▸ **Supplied data**

****************

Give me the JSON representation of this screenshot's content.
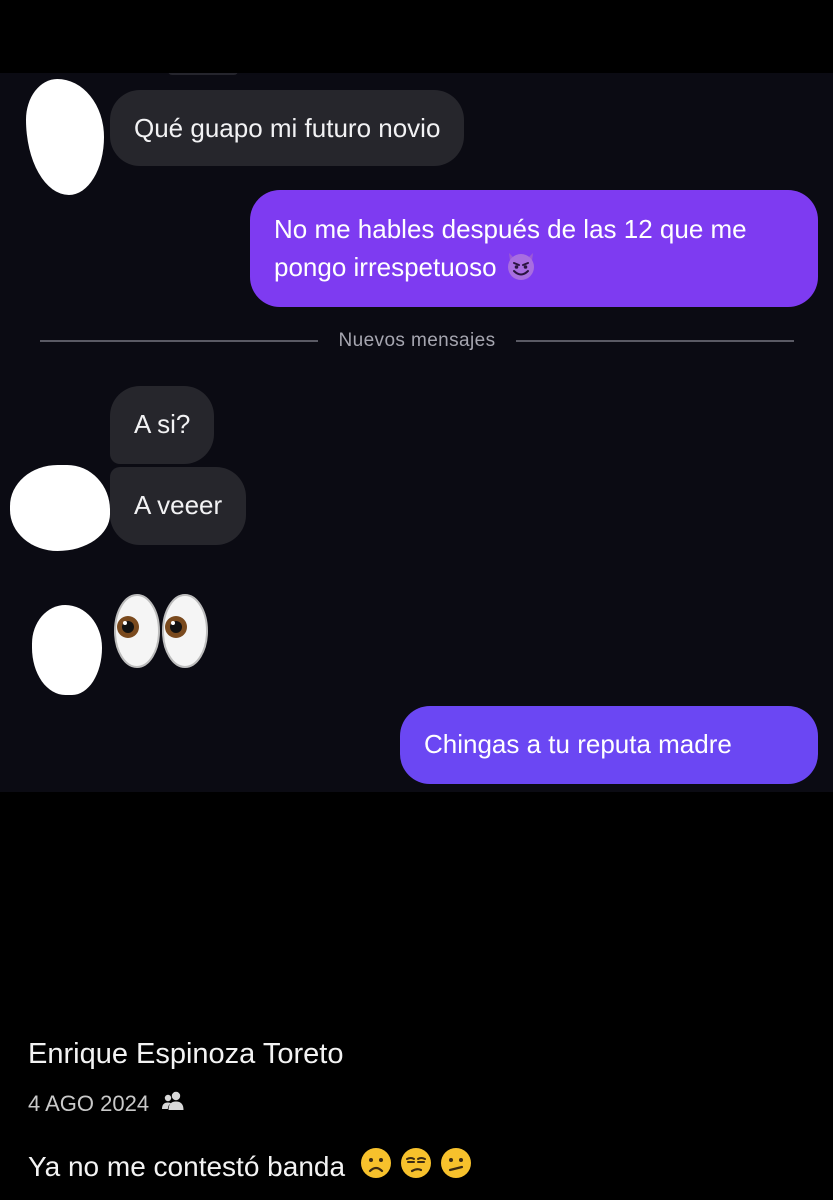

****************

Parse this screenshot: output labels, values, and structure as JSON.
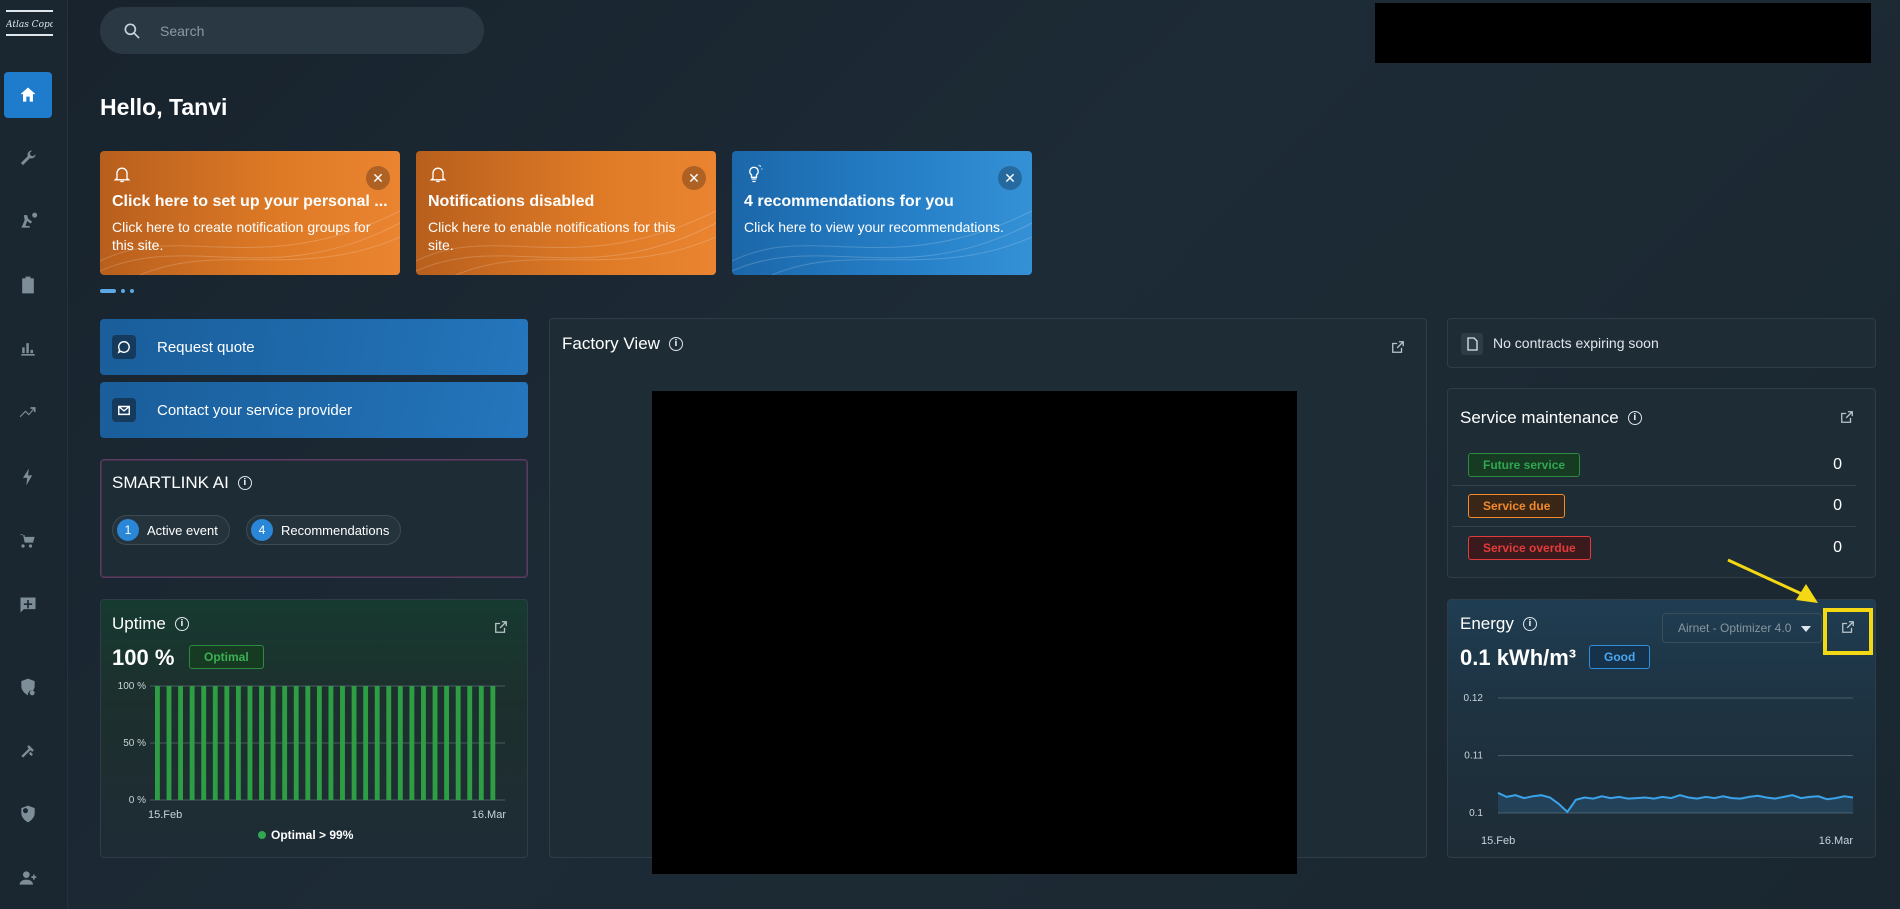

****************

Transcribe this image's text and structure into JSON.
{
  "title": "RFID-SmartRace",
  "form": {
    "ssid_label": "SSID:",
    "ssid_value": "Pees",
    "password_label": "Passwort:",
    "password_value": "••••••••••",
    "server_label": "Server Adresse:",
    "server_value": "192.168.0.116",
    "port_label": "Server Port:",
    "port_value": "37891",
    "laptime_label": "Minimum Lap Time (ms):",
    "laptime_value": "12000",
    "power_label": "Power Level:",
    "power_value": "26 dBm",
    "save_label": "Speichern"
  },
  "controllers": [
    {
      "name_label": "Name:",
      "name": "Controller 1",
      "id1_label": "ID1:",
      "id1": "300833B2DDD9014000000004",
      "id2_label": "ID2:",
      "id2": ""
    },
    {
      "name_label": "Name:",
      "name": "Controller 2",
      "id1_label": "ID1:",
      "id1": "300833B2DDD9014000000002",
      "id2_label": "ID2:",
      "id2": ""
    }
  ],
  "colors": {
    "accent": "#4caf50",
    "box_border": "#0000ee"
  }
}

****************

▸ **Aim of the exercise**
Give only the number of lines in the preceding material that contain the string "screenshot".

▸ **Solution to this exercise**
2